**Brief:** Find every line containing the word "panel" in the records below; report only how many there are.

---------------

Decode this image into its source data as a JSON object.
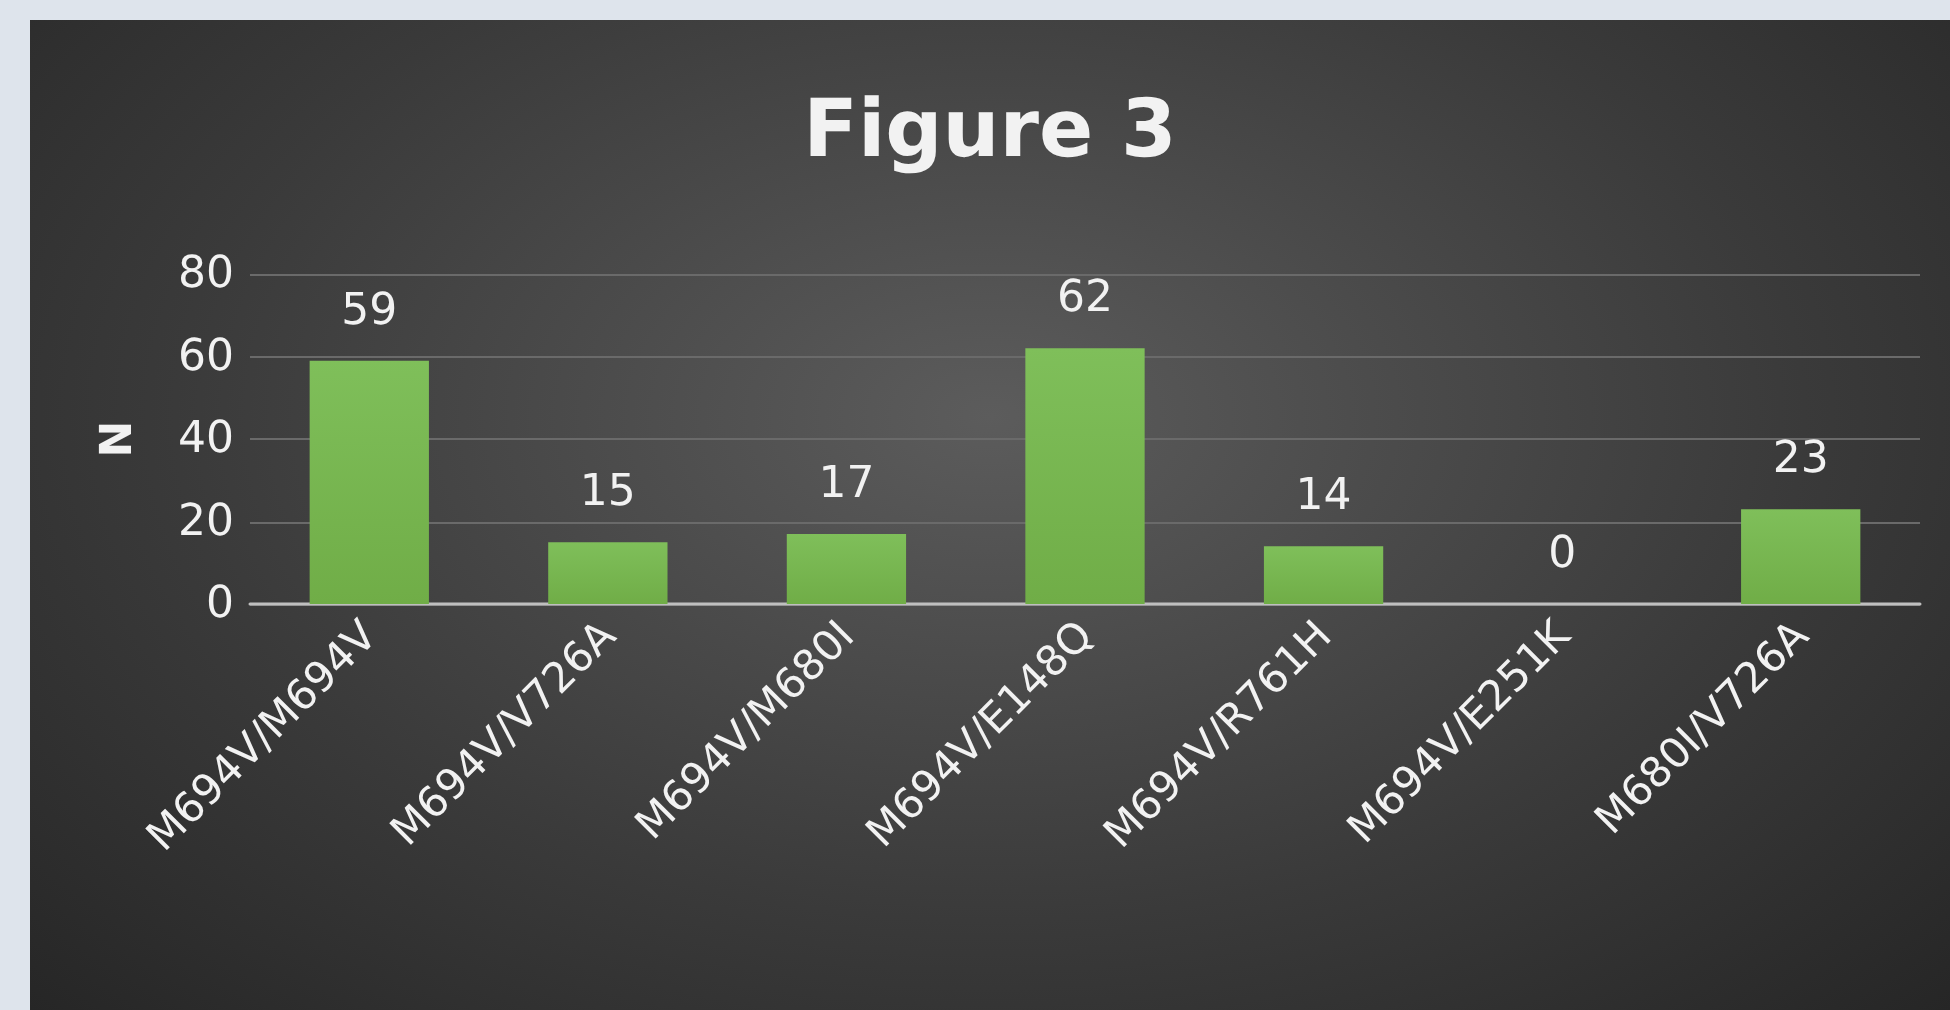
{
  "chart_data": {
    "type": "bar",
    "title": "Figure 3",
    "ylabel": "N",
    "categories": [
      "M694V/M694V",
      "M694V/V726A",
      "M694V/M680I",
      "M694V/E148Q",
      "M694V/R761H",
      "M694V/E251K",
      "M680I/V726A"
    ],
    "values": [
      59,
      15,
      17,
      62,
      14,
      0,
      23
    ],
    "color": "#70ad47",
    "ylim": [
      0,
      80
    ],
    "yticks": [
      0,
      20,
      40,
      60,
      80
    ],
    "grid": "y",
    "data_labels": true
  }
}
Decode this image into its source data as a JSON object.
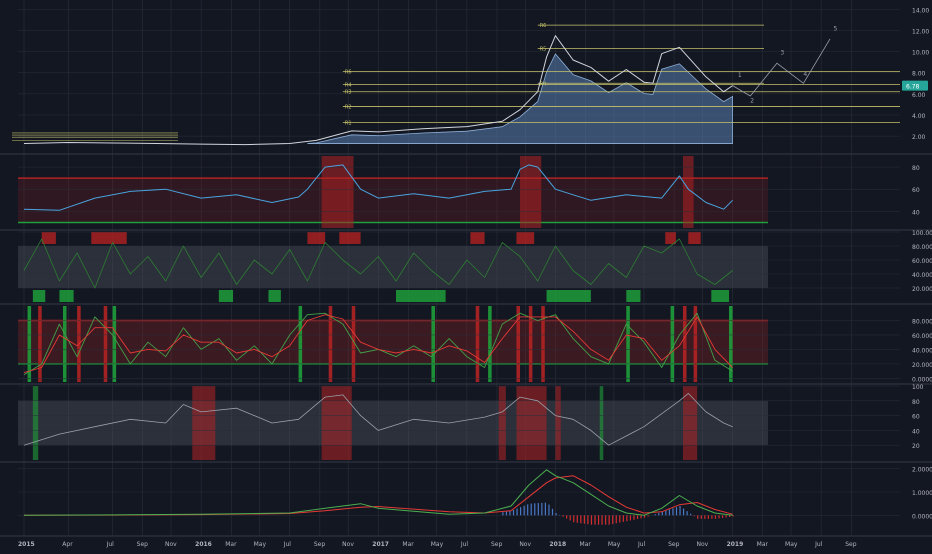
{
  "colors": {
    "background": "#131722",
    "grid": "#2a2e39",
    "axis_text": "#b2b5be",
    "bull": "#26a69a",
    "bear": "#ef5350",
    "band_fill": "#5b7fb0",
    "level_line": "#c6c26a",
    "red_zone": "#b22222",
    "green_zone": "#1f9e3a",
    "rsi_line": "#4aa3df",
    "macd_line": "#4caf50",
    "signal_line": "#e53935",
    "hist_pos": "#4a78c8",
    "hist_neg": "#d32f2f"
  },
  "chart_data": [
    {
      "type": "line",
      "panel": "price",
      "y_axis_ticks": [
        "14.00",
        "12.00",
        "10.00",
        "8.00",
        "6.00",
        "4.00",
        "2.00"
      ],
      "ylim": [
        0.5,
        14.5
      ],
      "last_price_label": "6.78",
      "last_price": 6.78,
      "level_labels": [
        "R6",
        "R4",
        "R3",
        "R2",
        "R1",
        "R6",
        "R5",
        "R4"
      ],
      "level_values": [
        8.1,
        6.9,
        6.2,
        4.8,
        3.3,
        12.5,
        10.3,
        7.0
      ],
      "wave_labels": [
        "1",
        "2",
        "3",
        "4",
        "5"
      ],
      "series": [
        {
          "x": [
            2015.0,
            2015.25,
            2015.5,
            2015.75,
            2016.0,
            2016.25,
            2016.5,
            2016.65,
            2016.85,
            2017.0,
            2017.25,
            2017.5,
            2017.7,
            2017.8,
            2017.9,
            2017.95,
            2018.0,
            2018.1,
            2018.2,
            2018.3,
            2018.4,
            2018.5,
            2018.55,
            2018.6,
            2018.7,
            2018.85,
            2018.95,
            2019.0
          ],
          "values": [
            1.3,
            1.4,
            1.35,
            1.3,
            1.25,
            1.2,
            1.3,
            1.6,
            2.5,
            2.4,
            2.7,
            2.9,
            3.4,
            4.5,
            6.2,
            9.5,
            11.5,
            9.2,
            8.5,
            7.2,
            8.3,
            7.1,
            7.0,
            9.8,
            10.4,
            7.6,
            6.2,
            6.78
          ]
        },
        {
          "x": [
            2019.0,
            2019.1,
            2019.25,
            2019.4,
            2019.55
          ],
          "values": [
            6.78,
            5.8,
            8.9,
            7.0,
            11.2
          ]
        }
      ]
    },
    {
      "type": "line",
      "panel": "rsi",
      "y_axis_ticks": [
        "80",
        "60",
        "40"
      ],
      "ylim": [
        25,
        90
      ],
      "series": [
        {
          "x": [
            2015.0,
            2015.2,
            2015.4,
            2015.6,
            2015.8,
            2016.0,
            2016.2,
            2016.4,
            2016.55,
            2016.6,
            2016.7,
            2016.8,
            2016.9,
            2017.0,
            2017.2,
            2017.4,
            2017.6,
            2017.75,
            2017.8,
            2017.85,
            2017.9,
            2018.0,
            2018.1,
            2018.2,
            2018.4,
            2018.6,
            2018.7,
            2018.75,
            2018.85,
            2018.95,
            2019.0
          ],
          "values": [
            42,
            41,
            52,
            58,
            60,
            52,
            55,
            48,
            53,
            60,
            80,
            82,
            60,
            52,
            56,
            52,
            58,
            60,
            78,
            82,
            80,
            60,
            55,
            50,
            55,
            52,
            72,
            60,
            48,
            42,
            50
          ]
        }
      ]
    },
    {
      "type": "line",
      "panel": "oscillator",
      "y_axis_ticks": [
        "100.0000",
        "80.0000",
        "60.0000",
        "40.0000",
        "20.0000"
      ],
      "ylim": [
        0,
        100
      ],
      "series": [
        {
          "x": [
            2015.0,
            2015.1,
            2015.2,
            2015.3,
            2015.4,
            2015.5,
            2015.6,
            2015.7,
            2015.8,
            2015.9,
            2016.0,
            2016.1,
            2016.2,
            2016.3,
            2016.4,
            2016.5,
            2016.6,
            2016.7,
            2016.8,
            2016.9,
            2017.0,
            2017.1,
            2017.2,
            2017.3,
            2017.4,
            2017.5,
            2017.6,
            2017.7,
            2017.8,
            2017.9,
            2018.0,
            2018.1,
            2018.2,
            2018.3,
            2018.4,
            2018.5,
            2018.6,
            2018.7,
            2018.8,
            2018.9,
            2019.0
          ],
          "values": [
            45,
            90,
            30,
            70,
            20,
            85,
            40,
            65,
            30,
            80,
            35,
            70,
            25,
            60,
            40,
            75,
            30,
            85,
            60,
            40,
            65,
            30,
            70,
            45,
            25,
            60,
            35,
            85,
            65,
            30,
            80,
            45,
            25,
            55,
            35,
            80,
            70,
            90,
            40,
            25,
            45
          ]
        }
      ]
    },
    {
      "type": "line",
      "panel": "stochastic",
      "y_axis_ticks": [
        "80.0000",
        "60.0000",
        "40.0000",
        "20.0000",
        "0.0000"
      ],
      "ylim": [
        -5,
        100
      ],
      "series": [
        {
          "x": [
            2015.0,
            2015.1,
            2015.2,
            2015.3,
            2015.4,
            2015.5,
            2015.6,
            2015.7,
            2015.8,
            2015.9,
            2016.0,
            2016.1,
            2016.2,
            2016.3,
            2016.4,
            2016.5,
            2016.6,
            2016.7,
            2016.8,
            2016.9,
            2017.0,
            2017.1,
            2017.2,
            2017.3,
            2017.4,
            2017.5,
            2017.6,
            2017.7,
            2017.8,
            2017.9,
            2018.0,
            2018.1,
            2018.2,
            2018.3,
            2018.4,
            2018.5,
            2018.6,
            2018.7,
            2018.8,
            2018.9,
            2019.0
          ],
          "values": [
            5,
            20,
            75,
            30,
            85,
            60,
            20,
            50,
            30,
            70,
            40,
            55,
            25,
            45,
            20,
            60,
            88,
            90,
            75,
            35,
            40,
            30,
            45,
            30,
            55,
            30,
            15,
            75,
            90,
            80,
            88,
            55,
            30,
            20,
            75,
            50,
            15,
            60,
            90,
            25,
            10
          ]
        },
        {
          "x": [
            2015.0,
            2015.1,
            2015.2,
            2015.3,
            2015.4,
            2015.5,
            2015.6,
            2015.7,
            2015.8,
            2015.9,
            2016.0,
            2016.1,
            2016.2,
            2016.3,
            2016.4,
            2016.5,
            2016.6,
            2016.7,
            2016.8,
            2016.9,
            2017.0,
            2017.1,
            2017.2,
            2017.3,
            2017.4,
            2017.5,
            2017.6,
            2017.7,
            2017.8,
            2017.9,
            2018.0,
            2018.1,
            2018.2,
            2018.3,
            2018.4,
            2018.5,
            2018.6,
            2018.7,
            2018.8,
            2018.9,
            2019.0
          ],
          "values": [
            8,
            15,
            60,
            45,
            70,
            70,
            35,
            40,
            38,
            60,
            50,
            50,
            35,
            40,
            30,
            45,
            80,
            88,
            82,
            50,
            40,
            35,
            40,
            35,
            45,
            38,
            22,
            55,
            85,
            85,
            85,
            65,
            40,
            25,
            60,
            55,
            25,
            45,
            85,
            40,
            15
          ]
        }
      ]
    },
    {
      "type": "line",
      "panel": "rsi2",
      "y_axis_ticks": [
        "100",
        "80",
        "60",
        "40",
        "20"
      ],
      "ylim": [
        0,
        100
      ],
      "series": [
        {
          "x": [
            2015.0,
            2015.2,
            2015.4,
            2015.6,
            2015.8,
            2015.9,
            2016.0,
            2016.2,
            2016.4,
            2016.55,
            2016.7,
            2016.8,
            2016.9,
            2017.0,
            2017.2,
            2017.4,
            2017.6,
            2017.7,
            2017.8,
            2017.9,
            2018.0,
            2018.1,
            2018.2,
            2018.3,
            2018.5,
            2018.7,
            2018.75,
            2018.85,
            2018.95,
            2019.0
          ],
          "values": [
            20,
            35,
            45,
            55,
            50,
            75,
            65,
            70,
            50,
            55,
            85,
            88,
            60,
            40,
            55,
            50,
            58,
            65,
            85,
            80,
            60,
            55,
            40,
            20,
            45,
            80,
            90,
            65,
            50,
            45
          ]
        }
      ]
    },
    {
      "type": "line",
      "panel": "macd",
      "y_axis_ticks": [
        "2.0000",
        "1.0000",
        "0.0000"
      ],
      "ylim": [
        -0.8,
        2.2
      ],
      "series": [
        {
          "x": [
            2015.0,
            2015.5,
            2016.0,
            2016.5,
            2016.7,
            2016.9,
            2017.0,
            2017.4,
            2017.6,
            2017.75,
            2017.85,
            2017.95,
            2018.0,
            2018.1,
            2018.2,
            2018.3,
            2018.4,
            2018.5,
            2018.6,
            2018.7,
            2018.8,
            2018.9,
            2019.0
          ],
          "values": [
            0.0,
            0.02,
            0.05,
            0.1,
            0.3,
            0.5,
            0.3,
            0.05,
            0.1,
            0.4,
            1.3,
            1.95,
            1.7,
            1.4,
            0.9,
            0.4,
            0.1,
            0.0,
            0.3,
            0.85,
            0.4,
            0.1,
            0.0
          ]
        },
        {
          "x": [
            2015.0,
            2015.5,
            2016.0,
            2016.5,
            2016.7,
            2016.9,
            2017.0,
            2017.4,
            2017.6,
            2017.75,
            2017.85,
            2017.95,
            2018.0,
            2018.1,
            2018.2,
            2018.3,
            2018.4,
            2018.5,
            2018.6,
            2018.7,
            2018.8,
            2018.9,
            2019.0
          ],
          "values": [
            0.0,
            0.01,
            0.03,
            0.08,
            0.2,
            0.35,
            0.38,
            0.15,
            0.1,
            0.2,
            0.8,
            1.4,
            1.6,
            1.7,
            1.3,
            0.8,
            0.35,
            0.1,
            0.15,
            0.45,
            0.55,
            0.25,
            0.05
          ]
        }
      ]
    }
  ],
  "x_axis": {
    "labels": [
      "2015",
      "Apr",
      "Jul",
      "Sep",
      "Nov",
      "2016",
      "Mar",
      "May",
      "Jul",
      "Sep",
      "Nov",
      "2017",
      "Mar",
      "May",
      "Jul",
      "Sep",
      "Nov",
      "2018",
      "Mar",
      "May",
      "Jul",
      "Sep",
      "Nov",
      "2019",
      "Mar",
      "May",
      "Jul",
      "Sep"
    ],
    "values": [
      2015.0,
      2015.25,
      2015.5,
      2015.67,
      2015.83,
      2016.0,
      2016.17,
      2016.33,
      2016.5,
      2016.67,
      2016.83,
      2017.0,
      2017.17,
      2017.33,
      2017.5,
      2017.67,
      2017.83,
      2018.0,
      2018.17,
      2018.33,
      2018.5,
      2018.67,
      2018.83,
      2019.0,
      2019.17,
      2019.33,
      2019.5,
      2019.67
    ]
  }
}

---------------

**Solution to this exercise:** 6